» **Requirements**
Pull out every line of the listing below where "participation" appears.

Dataset rows about figures
########
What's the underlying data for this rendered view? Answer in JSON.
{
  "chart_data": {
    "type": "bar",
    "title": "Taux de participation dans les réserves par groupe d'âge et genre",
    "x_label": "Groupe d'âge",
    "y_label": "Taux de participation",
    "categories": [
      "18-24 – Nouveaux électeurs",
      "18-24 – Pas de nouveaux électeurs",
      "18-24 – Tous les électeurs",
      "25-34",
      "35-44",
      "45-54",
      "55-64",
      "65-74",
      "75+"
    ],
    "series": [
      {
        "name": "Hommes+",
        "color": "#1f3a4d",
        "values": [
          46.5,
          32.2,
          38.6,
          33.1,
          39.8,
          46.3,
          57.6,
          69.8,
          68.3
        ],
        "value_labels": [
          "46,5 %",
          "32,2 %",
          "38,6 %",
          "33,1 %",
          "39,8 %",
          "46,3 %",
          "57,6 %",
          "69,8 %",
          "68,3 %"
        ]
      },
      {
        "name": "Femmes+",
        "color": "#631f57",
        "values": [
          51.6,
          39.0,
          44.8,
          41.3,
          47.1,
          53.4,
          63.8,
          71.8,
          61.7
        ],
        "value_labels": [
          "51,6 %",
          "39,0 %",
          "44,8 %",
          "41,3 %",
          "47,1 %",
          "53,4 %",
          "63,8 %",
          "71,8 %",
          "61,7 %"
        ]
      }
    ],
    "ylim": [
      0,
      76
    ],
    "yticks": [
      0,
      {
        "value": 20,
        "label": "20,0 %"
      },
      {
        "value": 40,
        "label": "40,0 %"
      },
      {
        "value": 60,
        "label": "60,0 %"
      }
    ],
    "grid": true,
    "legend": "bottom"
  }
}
########
» **Solved problem**
    "title": "Taux de participation dans les réserves par groupe d'âge et genre",
    "y_label": "Taux de participation",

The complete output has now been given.